(Collected data)
☆ ☆ ☆ ☆ ☆
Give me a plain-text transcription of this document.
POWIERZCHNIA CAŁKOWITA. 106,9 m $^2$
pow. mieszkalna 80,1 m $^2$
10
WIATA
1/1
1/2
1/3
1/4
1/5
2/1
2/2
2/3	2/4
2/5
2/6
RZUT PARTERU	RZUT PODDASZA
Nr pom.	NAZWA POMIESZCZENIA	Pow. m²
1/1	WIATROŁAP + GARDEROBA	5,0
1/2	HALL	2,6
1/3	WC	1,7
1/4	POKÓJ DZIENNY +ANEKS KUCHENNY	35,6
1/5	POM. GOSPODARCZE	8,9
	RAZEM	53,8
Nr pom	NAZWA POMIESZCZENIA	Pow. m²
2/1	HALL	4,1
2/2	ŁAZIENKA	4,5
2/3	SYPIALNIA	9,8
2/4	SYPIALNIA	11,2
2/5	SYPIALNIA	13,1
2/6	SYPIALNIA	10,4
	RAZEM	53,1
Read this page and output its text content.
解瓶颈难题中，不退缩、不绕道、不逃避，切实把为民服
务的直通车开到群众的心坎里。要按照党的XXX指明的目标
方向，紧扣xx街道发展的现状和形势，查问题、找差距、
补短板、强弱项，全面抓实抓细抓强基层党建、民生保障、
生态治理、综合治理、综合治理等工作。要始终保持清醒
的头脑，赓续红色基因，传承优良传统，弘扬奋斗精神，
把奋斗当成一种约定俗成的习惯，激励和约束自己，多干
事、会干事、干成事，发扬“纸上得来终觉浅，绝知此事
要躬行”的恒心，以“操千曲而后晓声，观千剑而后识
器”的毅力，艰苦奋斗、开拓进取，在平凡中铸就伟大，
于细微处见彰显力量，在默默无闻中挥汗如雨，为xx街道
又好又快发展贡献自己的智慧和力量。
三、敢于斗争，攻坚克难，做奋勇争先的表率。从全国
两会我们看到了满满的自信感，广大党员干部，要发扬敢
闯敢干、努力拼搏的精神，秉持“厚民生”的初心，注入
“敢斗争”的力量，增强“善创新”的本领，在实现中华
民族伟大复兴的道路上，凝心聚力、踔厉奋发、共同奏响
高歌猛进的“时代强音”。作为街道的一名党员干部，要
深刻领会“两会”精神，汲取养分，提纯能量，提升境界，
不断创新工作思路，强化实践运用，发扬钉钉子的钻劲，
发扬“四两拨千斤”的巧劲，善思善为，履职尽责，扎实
☆ ☆ ☆ ☆ ☆
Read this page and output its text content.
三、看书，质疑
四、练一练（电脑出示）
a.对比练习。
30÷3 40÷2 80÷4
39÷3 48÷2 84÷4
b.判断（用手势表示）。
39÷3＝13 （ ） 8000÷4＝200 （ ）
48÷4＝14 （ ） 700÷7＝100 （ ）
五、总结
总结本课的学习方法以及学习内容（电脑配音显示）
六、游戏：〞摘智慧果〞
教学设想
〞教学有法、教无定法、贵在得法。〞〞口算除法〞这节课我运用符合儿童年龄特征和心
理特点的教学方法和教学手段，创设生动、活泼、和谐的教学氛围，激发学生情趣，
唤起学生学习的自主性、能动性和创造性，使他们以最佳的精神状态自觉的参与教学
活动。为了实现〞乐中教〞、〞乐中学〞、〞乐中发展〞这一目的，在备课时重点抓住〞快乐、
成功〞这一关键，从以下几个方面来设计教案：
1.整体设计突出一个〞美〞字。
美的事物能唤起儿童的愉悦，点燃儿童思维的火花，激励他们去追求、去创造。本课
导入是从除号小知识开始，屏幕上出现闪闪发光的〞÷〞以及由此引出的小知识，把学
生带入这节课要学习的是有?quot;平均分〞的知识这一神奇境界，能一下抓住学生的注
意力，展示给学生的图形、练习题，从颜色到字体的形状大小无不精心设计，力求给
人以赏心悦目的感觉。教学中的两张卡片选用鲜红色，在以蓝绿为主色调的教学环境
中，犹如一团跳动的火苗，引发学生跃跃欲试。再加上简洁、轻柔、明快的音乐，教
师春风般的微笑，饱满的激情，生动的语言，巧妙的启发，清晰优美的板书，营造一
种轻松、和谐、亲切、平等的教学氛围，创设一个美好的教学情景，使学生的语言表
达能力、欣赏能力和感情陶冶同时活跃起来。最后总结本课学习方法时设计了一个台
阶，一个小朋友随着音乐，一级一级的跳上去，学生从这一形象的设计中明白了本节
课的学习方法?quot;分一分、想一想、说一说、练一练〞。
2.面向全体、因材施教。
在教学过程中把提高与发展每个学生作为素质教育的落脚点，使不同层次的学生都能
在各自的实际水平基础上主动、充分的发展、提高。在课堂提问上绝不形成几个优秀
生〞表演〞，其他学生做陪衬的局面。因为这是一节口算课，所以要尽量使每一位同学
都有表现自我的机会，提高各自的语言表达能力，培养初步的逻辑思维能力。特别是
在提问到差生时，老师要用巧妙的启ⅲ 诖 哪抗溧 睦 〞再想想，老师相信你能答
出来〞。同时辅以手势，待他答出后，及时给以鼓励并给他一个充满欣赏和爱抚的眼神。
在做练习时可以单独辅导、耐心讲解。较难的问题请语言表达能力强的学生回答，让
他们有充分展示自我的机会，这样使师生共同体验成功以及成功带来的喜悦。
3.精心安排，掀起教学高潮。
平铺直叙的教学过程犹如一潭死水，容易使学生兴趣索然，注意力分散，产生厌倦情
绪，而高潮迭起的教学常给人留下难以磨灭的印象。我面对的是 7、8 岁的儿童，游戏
☆ ☆ ☆ ☆ ☆
> [WHAT YOU ARE ASKED TO DO]: Each line containing the word "quot" counts once; report the total alone.

> [TASK OUTPUT]: 2